Exercise: Look through the lines below and extract any with the word "heart".

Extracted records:

## begin

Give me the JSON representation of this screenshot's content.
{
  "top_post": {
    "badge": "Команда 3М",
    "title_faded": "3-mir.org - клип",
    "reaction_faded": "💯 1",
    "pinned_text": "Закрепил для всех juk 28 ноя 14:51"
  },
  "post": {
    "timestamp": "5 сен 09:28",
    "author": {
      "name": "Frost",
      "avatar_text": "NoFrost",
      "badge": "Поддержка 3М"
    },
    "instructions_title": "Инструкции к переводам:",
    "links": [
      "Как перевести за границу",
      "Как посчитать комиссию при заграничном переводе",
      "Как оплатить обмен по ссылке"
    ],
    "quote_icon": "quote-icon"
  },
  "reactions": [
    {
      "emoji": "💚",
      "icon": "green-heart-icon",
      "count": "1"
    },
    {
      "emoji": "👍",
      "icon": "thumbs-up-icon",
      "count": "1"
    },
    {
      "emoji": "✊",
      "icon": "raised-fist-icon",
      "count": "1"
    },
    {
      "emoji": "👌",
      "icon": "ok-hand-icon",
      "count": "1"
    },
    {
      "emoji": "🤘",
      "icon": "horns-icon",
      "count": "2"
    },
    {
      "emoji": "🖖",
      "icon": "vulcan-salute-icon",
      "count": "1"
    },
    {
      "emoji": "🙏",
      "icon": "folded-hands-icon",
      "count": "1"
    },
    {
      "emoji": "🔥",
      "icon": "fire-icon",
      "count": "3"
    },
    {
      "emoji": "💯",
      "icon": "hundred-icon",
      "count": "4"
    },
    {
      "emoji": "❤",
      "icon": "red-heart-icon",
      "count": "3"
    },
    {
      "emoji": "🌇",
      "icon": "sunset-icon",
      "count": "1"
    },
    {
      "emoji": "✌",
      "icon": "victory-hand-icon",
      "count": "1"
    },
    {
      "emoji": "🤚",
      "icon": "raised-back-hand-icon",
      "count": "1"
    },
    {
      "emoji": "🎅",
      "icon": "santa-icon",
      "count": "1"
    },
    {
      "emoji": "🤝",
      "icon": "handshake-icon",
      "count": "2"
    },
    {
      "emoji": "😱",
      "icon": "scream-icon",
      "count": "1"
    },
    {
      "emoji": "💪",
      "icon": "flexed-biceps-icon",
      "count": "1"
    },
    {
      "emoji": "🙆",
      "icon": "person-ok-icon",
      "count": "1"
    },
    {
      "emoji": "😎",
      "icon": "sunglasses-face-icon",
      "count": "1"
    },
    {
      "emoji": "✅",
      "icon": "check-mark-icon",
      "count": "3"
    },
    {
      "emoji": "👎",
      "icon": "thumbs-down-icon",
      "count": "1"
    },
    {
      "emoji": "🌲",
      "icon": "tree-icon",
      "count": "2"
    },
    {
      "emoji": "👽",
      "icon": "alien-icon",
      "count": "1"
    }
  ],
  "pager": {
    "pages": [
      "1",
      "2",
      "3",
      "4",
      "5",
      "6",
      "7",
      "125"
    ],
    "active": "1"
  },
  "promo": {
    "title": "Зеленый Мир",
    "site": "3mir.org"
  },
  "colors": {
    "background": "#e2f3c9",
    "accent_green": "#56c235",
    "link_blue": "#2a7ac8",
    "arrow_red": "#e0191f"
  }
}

## end

Final result:
      "icon": "green-heart-icon",
      "icon": "red-heart-icon",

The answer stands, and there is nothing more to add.